Skip the pictures. Transcribe the rest of the data below without changing a word.

....

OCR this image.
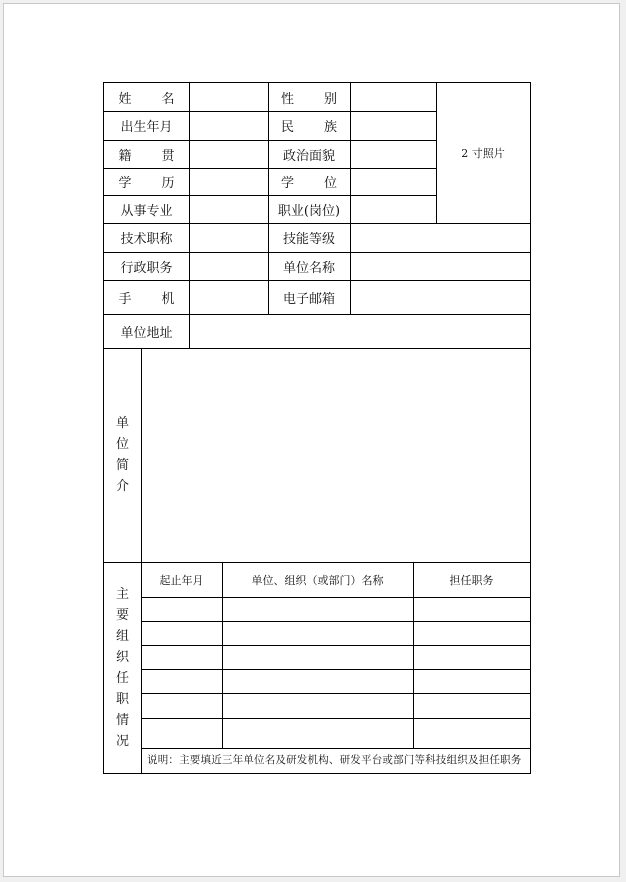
姓 名	性 别
出生年月	民 族
籍 贯	政治面貌
学 历	学 位
从事专业	职业(岗位)
2 寸照片
技术职称	技能等级
行政职务	单位名称
手 机	电子邮箱
单位地址
单
位
简
介
主
要
组
织
任
职
情
况
起止年月	单位、组织（或部门）名称	担任职务
说明：主要填近三年单位名及研发机构、研发平台或部门等科技组织及担任职务
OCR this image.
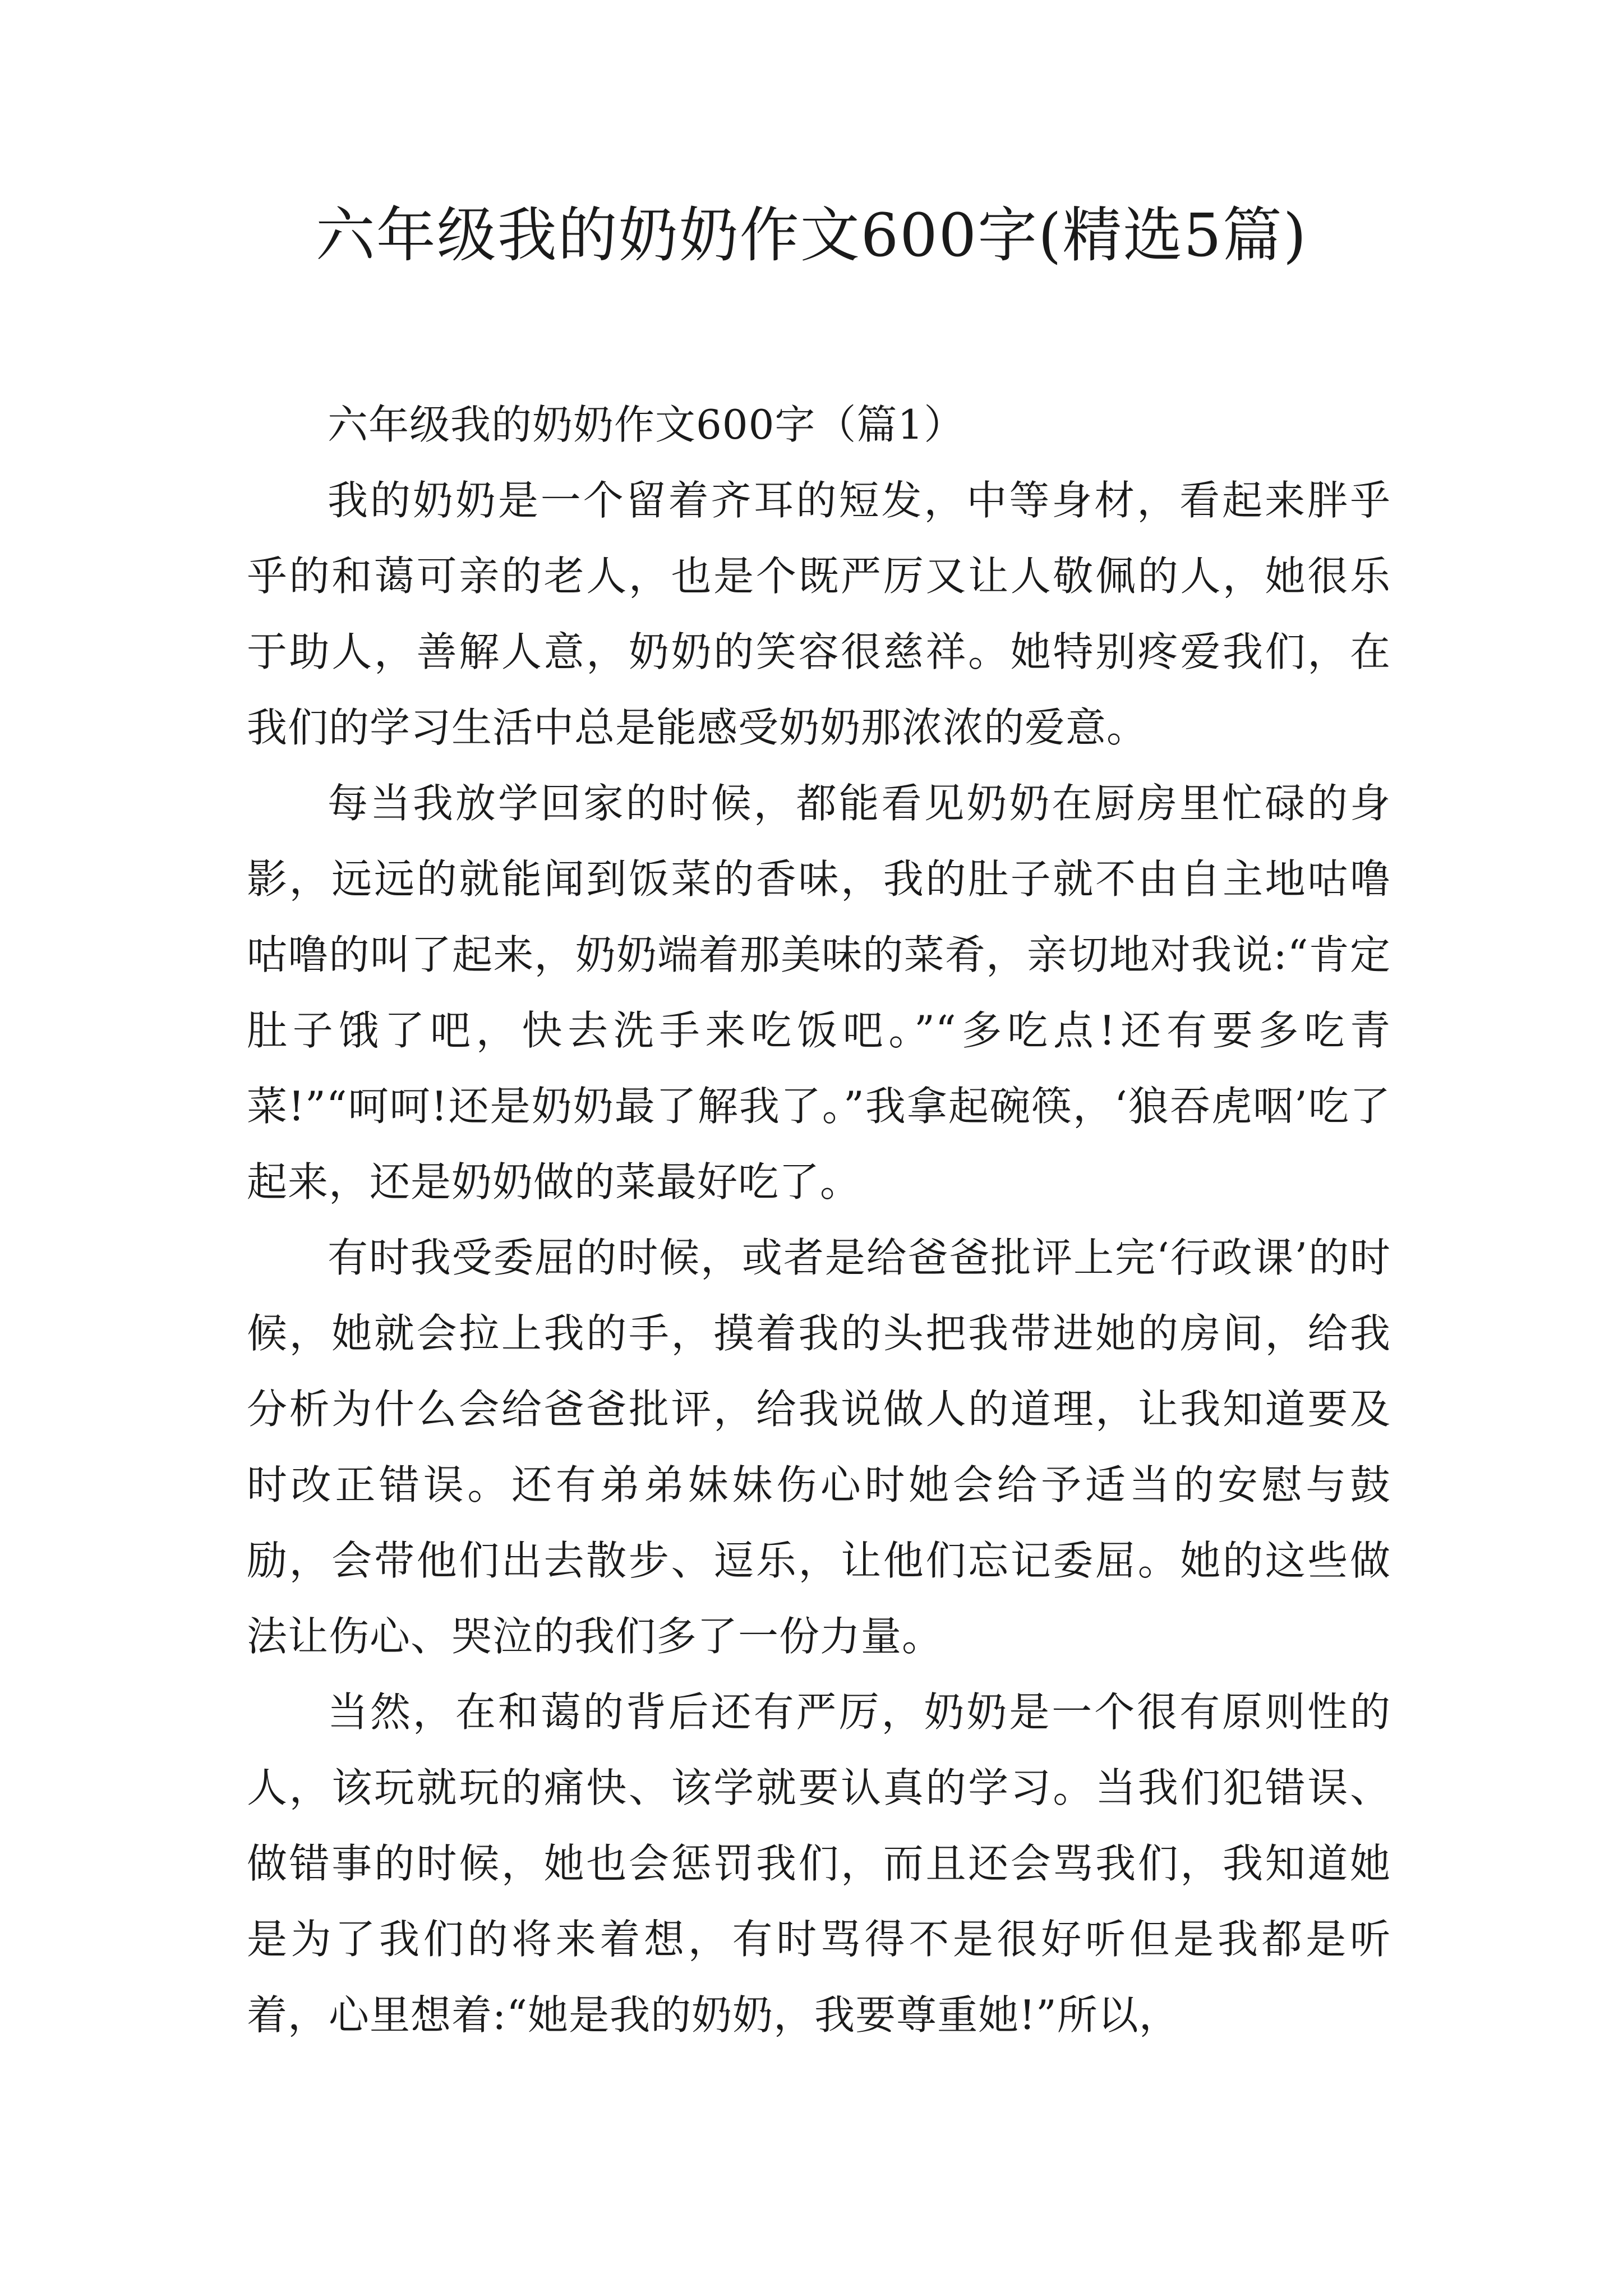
六年级我的奶奶作文600字(精选5篇)

六年级我的奶奶作文600字（篇1）

我的奶奶是一个留着齐耳的短发，中等身材，看起来胖乎乎的和蔼可亲的老人，也是个既严厉又让人敬佩的人，她很乐于助人，善解人意，奶奶的笑容很慈祥。她特别疼爱我们，在我们的学习生活中总是能感受奶奶那浓浓的爱意。

每当我放学回家的时候，都能看见奶奶在厨房里忙碌的身影，远远的就能闻到饭菜的香味，我的肚子就不由自主地咕噜咕噜的叫了起来，奶奶端着那美味的菜肴，亲切地对我说:“肯定肚子饿了吧，快去洗手来吃饭吧。”“多吃点!还有要多吃青菜!”“呵呵!还是奶奶最了解我了。”我拿起碗筷，‘狼吞虎咽’吃了起来，还是奶奶做的菜最好吃了。

有时我受委屈的时候，或者是给爸爸批评上完‘行政课’的时候，她就会拉上我的手，摸着我的头把我带进她的房间，给我分析为什么会给爸爸批评，给我说做人的道理，让我知道要及时改正错误。还有弟弟妹妹伤心时她会给予适当的安慰与鼓励，会带他们出去散步、逗乐，让他们忘记委屈。她的这些做法让伤心、哭泣的我们多了一份力量。

当然，在和蔼的背后还有严厉，奶奶是一个很有原则性的人，该玩就玩的痛快、该学就要认真的学习。当我们犯错误、做错事的时候，她也会惩罚我们，而且还会骂我们，我知道她是为了我们的将来着想，有时骂得不是很好听但是我都是听着，心里想着:“她是我的奶奶，我要尊重她!”所以，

....

Task response.
OCR this image.
姓 名	性 别
出生年月	民 族
籍 贯	政治面貌
学 历	学 位
从事专业	职业(岗位)
2 寸照片
技术职称	技能等级
行政职务	单位名称
手 机	电子邮箱
单位地址
单
位
简
介
主
要
组
织
任
职
情
况
起止年月	单位、组织（或部门）名称	担任职务
说明：主要填近三年单位名及研发机构、研发平台或部门等科技组织及担任职务
OCR this image.
六年级我的奶奶作文600字(精选5篇)

六年级我的奶奶作文600字（篇1）

我的奶奶是一个留着齐耳的短发，中等身材，看起来胖乎乎的和蔼可亲的老人，也是个既严厉又让人敬佩的人，她很乐于助人，善解人意，奶奶的笑容很慈祥。她特别疼爱我们，在我们的学习生活中总是能感受奶奶那浓浓的爱意。

每当我放学回家的时候，都能看见奶奶在厨房里忙碌的身影，远远的就能闻到饭菜的香味，我的肚子就不由自主地咕噜咕噜的叫了起来，奶奶端着那美味的菜肴，亲切地对我说:“肯定肚子饿了吧，快去洗手来吃饭吧。”“多吃点!还有要多吃青菜!”“呵呵!还是奶奶最了解我了。”我拿起碗筷，‘狼吞虎咽’吃了起来，还是奶奶做的菜最好吃了。

有时我受委屈的时候，或者是给爸爸批评上完‘行政课’的时候，她就会拉上我的手，摸着我的头把我带进她的房间，给我分析为什么会给爸爸批评，给我说做人的道理，让我知道要及时改正错误。还有弟弟妹妹伤心时她会给予适当的安慰与鼓励，会带他们出去散步、逗乐，让他们忘记委屈。她的这些做法让伤心、哭泣的我们多了一份力量。

当然，在和蔼的背后还有严厉，奶奶是一个很有原则性的人，该玩就玩的痛快、该学就要认真的学习。当我们犯错误、做错事的时候，她也会惩罚我们，而且还会骂我们，我知道她是为了我们的将来着想，有时骂得不是很好听但是我都是听着，心里想着:“她是我的奶奶，我要尊重她!”所以，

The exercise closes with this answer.